What the task asks
In the data, extract each line that holds the string "EXTDESC".

Stored data

┌────────

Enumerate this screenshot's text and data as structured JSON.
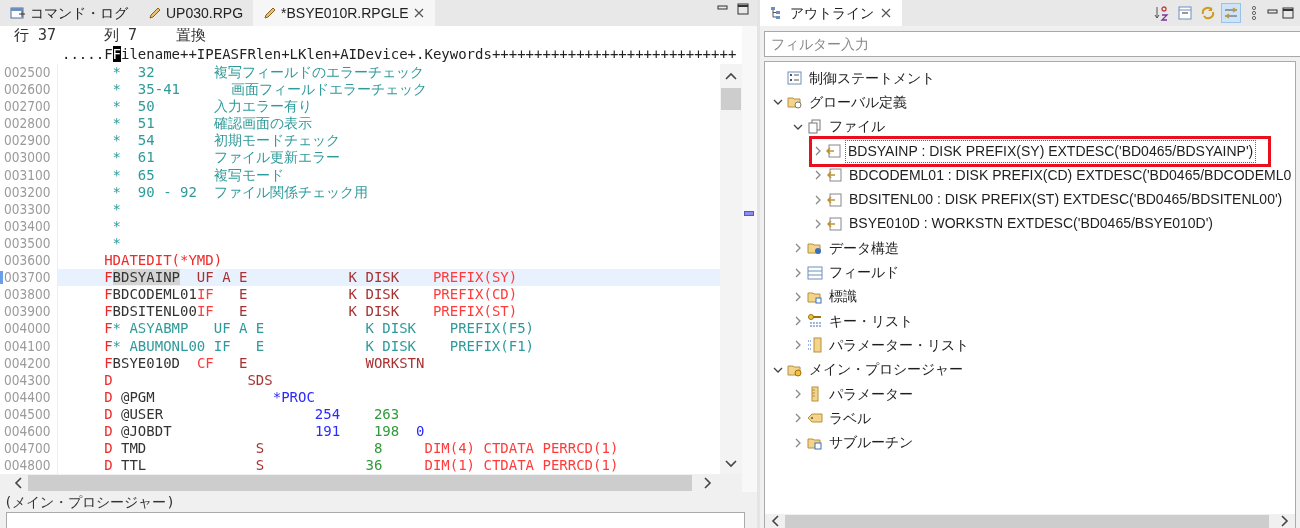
{
  "editor_tabs": [
    {
      "label": "コマンド・ログ",
      "kind": "log",
      "selected": false
    },
    {
      "label": "UP030.RPG",
      "kind": "source",
      "selected": false
    },
    {
      "label": "*BSYE010R.RPGLE",
      "kind": "source",
      "selected": true
    }
  ],
  "editor": {
    "position": {
      "line": "行 37",
      "column": "列 7",
      "mode": "置換"
    },
    "ruler": {
      "before": ".....F",
      "cursor": "F",
      "after": "ilename++IPEASFRlen+LKlen+AIDevice+.Keywords+++++++++++++++++++++++++++++"
    },
    "lines": [
      {
        "number": "002500",
        "current": false,
        "segments": [
          {
            "kind": "comment",
            "text": "      *  32       複写フィールドのエラーチェック"
          }
        ]
      },
      {
        "number": "002600",
        "current": false,
        "segments": [
          {
            "kind": "comment",
            "text": "      *  35-41      画面フィールドエラーチェック"
          }
        ]
      },
      {
        "number": "002700",
        "current": false,
        "segments": [
          {
            "kind": "comment",
            "text": "      *  50       入力エラー有り"
          }
        ]
      },
      {
        "number": "002800",
        "current": false,
        "segments": [
          {
            "kind": "comment",
            "text": "      *  51       確認画面の表示"
          }
        ]
      },
      {
        "number": "002900",
        "current": false,
        "segments": [
          {
            "kind": "comment",
            "text": "      *  54       初期モードチェック"
          }
        ]
      },
      {
        "number": "003000",
        "current": false,
        "segments": [
          {
            "kind": "comment",
            "text": "      *  61       ファイル更新エラー"
          }
        ]
      },
      {
        "number": "003100",
        "current": false,
        "segments": [
          {
            "kind": "comment",
            "text": "      *  65       複写モード"
          }
        ]
      },
      {
        "number": "003200",
        "current": false,
        "segments": [
          {
            "kind": "comment",
            "text": "      *  90 - 92  ファイル関係チェック用"
          }
        ]
      },
      {
        "number": "003300",
        "current": false,
        "segments": [
          {
            "kind": "comment",
            "text": "      *"
          }
        ]
      },
      {
        "number": "003400",
        "current": false,
        "segments": [
          {
            "kind": "comment",
            "text": "      *"
          }
        ]
      },
      {
        "number": "003500",
        "current": false,
        "segments": [
          {
            "kind": "comment",
            "text": "      *"
          }
        ]
      },
      {
        "number": "003600",
        "current": false,
        "segments": [
          {
            "kind": "spec",
            "text": "     HDATEDIT(*YMD)"
          }
        ]
      },
      {
        "number": "003700",
        "current": true,
        "segments": [
          {
            "kind": "spec",
            "text": "     F"
          },
          {
            "kind": "marked",
            "text": "BDSYAINP"
          },
          {
            "kind": "attr",
            "text": "  UF A E            K DISK    "
          },
          {
            "kind": "keyword",
            "text": "PREFIX(SY)"
          }
        ]
      },
      {
        "number": "003800",
        "current": false,
        "segments": [
          {
            "kind": "spec",
            "text": "     F"
          },
          {
            "kind": "name",
            "text": "BDCODEML01"
          },
          {
            "kind": "keyword",
            "text": "IF"
          },
          {
            "kind": "attr",
            "text": "   E            K DISK    "
          },
          {
            "kind": "keyword",
            "text": "PREFIX(CD)"
          }
        ]
      },
      {
        "number": "003900",
        "current": false,
        "segments": [
          {
            "kind": "spec",
            "text": "     F"
          },
          {
            "kind": "name",
            "text": "BDSITENL00"
          },
          {
            "kind": "keyword",
            "text": "IF"
          },
          {
            "kind": "attr",
            "text": "   E            K DISK    "
          },
          {
            "kind": "keyword",
            "text": "PREFIX(ST)"
          }
        ]
      },
      {
        "number": "004000",
        "current": false,
        "segments": [
          {
            "kind": "spec",
            "text": "     F"
          },
          {
            "kind": "comment",
            "text": "* ASYABMP   UF A E            K DISK    PREFIX(F5)"
          }
        ]
      },
      {
        "number": "004100",
        "current": false,
        "segments": [
          {
            "kind": "spec",
            "text": "     F"
          },
          {
            "kind": "comment",
            "text": "* ABUMONL00 IF   E            K DISK    PREFIX(F1)"
          }
        ]
      },
      {
        "number": "004200",
        "current": false,
        "segments": [
          {
            "kind": "spec",
            "text": "     F"
          },
          {
            "kind": "name",
            "text": "BSYE010D  "
          },
          {
            "kind": "keyword",
            "text": "CF"
          },
          {
            "kind": "attr",
            "text": "   E              WORKSTN"
          }
        ]
      },
      {
        "number": "004300",
        "current": false,
        "segments": [
          {
            "kind": "spec",
            "text": "     D"
          },
          {
            "kind": "attr",
            "text": "                SDS"
          }
        ]
      },
      {
        "number": "004400",
        "current": false,
        "segments": [
          {
            "kind": "spec",
            "text": "     D"
          },
          {
            "kind": "name",
            "text": " @PGM"
          },
          {
            "kind": "number",
            "text": "              *PROC"
          }
        ]
      },
      {
        "number": "004500",
        "current": false,
        "segments": [
          {
            "kind": "spec",
            "text": "     D"
          },
          {
            "kind": "name",
            "text": " @USER"
          },
          {
            "kind": "number",
            "text": "                  254"
          },
          {
            "kind": "position",
            "text": "    263"
          }
        ]
      },
      {
        "number": "004600",
        "current": false,
        "segments": [
          {
            "kind": "spec",
            "text": "     D"
          },
          {
            "kind": "name",
            "text": " @JOBDT"
          },
          {
            "kind": "number",
            "text": "                 191"
          },
          {
            "kind": "position",
            "text": "    198"
          },
          {
            "kind": "number",
            "text": "  0"
          }
        ]
      },
      {
        "number": "004700",
        "current": false,
        "segments": [
          {
            "kind": "spec",
            "text": "     D"
          },
          {
            "kind": "name",
            "text": " TMD"
          },
          {
            "kind": "attr",
            "text": "             S"
          },
          {
            "kind": "position",
            "text": "             8"
          },
          {
            "kind": "keyword",
            "text": "     DIM(4) CTDATA PERRCD(1)"
          }
        ]
      },
      {
        "number": "004800",
        "current": false,
        "segments": [
          {
            "kind": "spec",
            "text": "     D"
          },
          {
            "kind": "name",
            "text": " TTL"
          },
          {
            "kind": "attr",
            "text": "             S"
          },
          {
            "kind": "position",
            "text": "            36"
          },
          {
            "kind": "keyword",
            "text": "     DIM(1) CTDATA PERRCD(1)"
          }
        ]
      }
    ],
    "context": "(メイン・プロシージャー)"
  },
  "outline": {
    "title": "アウトライン",
    "toolbar": [
      {
        "kind": "sort",
        "pressed": false
      },
      {
        "kind": "collapse",
        "pressed": false
      },
      {
        "kind": "sync",
        "pressed": false
      },
      {
        "kind": "link",
        "pressed": true
      },
      {
        "kind": "menu",
        "pressed": false
      }
    ],
    "filter": {
      "placeholder": "フィルター入力"
    },
    "tree": [
      {
        "label": "制御ステートメント",
        "kind": "statements",
        "selected": false
      },
      {
        "label": "グローバル定義",
        "kind": "global",
        "expanded": true,
        "selected": false,
        "children": [
          {
            "label": "ファイル",
            "kind": "files",
            "expanded": true,
            "selected": false,
            "children": [
              {
                "label": "BDSYAINP : DISK PREFIX(SY) EXTDESC('BD0465/BDSYAINP')",
                "kind": "file",
                "expanded": false,
                "selected": true,
                "boxed": true
              },
              {
                "label": "BDCODEML01 : DISK PREFIX(CD) EXTDESC('BD0465/BDCODEML0",
                "kind": "file",
                "expanded": false,
                "selected": false,
                "boxed": false
              },
              {
                "label": "BDSITENL00 : DISK PREFIX(ST) EXTDESC('BD0465/BDSITENL00')",
                "kind": "file",
                "expanded": false,
                "selected": false,
                "boxed": false
              },
              {
                "label": "BSYE010D : WORKSTN EXTDESC('BD0465/BSYE010D')",
                "kind": "file",
                "expanded": false,
                "selected": false,
                "boxed": false
              }
            ]
          },
          {
            "label": "データ構造",
            "kind": "datastruct",
            "expanded": false,
            "selected": false
          },
          {
            "label": "フィールド",
            "kind": "fields",
            "expanded": false,
            "selected": false
          },
          {
            "label": "標識",
            "kind": "indicators",
            "expanded": false,
            "selected": false
          },
          {
            "label": "キー・リスト",
            "kind": "keylist",
            "expanded": false,
            "selected": false
          },
          {
            "label": "パラメーター・リスト",
            "kind": "paramlist",
            "expanded": false,
            "selected": false
          }
        ]
      },
      {
        "label": "メイン・プロシージャー",
        "kind": "procedure",
        "expanded": true,
        "selected": false,
        "children": [
          {
            "label": "パラメーター",
            "kind": "parameters",
            "expanded": false,
            "selected": false
          },
          {
            "label": "ラベル",
            "kind": "labels",
            "expanded": false,
            "selected": false
          },
          {
            "label": "サブルーチン",
            "kind": "subroutines",
            "expanded": false,
            "selected": false
          }
        ]
      }
    ]
  }
}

└────────

Solution to the problem
                "label": "BDSYAINP : DISK PREFIX(SY) EXTDESC('BD0465/BDSYAINP')",
                "label": "BDCODEML01 : DISK PREFIX(CD) EXTDESC('BD0465/BDCODEML0",
                "label": "BDSITENL00 : DISK PREFIX(ST) EXTDESC('BD0465/BDSITENL00')",
                "label": "BSYE010D : WORKSTN EXTDESC('BD0465/BSYE010D')",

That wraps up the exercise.